Ich bin bei weitem nicht die Einzige, die wütend ist – und trotzdem ist der Weckruf des Feminismus in Teilen unserer Gesellschaft noch immer nicht angekommen. Ich glaube zu wissen, woran das liegt: Es liegt daran, dass die unterbewusste Annahme, Frauen und Männer sprächen (metaphorisch gesehen) verschiedene Sprachen, noch immer vorherrscht. Männer, so denken viele, sprächen die Sprache der Macht. Frauen, die ihre Interessen und Bedürfnisse kommunizieren und dabei einen klaren Standpunkt vertreten, notfalls auch laut, werden hingegen schnell als hysterisch bezeichnet. Oder schlicht und ergreifend als Schlampe beschimpft.
Doch wer legt eigentlich fest, was genau Macht bedeutet? Und wenn Macht – zumindest in Teilen – bedeutet, seine Anliegen zur Sprache zu bringen, wozu sowohl Männer als auch Frauen in der Lage sind, warum ist sie in vielerlei Hinsicht dann immer noch den Männern vorbehalten? Warum werden auf Frauen nicht die gleichen Kriterien, die gleichen Maßstäbe angewandt wie auf Männer, egal, ob es ums Äußere oder um Autorität geht?
Sprache ist mächtig, aber mächtig ist nicht gleich männlich, und es gibt keinen Grund zu der Annahme, dass nur Männer Macht besitzen können – zumal Finnland gerade das Gegenteil beweist. Wir müssen uns von der Vorstellung des typisch „Männlichen“ und typisch „Weiblichen“ lösen und endlich einsehen, dass Zweigeschlechtlichkeit genau wie Heteronormativität ein veraltetes Konzept ist. Dass männliche Dominanz kein naturgegebener Zustand, sondern das Ergebnis jahrhundertelanger Unterdrückung ist. Und dass es genauso wenig reicht, Stellen für „m/w/d“ auszuschreiben, wie es reicht, die Gleichberechtigung von Männern und Frauen im Grundgesetz zu deklarieren. Denn es reicht nicht, ständig wortreich auf Ungerechtigkeiten aufmerksam zu machen, sie aber nicht aktiv zu bekämpfen, durch unsere Werte und Überzeugungen. Gleichberechtigung, Menschenwürde, Selbstbestimmung – das und vieles mehr steckt in diesem einen Wort: Feminismus. Ein Wort, dessen Tragweite ich in der sechsten Klasse nicht einmal ansatzweise begriffen habe. Und dessen Potenzial noch lange nicht ausgeschöpft ist.

## Gestellte Aufgabe A
Nennen Sie alle Begriffe, die der vorliegende Text ausdrücklich als im Wort Feminismus enthalten aufzählt.
## Gestellte Aufgabe B
Geben Sie aus dem vorliegenden Text die Passage wörtlich wieder, die mit den Worten „Doch wer legt“ einsetzt und nach „um Autorität geht?“ endet.

## Bereitgestellte Auflistung
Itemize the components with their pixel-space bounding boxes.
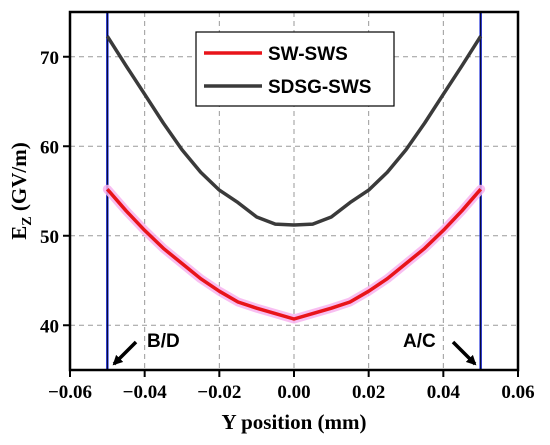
- y-axis-title-rest: (GV/m): [7, 142, 31, 216]
- x-axis-ticks: −0.06 −0.04 −0.02 0.00 0.02 0.04 0.06: [48, 370, 535, 403]
- y-tick-label: 70: [40, 48, 59, 69]
- x-axis-title: Y position (mm): [221, 410, 366, 434]
- legend-label-sw-sws: SW-SWS: [268, 44, 348, 65]
- y-axis-title-main: E: [7, 226, 31, 240]
- x-tick-label: 0.06: [501, 382, 534, 403]
- y-tick-label: 60: [40, 137, 59, 158]
- legend: SW-SWS SDSG-SWS: [195, 31, 395, 107]
- y-axis-title: EZ (GV/m): [7, 142, 35, 239]
- annotations: B/D A/C: [112, 331, 477, 366]
- y-axis-title-sub: Z: [20, 216, 35, 225]
- x-tick-label: −0.06: [48, 382, 92, 403]
- annotation-label-a-c: A/C: [403, 331, 436, 352]
- annotation-label-b-d: B/D: [147, 331, 180, 352]
- series-group: [102, 35, 486, 324]
- y-axis-ticks: 40 50 60 70: [40, 48, 70, 337]
- annotation-arrow-b-d: [112, 340, 138, 366]
- series-halo-sw-sws: [102, 184, 486, 324]
- legend-label-sdsg-sws: SDSG-SWS: [268, 77, 371, 98]
- x-tick-label: −0.04: [123, 382, 168, 403]
- x-tick-label: −0.02: [197, 382, 241, 403]
- x-tick-label: 0.02: [352, 382, 385, 403]
- y-tick-label: 40: [40, 316, 59, 337]
- y-tick-label: 50: [40, 227, 59, 248]
- x-tick-label: 0.04: [427, 382, 461, 403]
- series-line-sdsg-sws: [105, 35, 483, 227]
- legend-box: [195, 31, 395, 107]
- series-line-sw-sws: [105, 188, 483, 321]
- x-tick-label: 0.00: [277, 382, 310, 403]
- annotation-arrow-a-c: [451, 340, 477, 366]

## Ergebnis der Aufgabe A
Gleichberechtigung, Menschenwürde, Selbstbestimmung

## Ergebnis der Aufgabe B
Doch wer legt eigentlich fest, was genau Macht bedeutet? Und wenn Macht – zumindest in Teilen – bedeutet, seine Anliegen zur Sprache zu bringen, wozu sowohl Männer als auch Frauen in der Lage sind, warum ist sie in vielerlei Hinsicht dann immer noch den Männern vorbehalten? Warum werden auf Frauen nicht die gleichen Kriterien, die gleichen Maßstäbe angewandt wie auf Männer, egal, ob es ums Äußere oder um Autorität geht?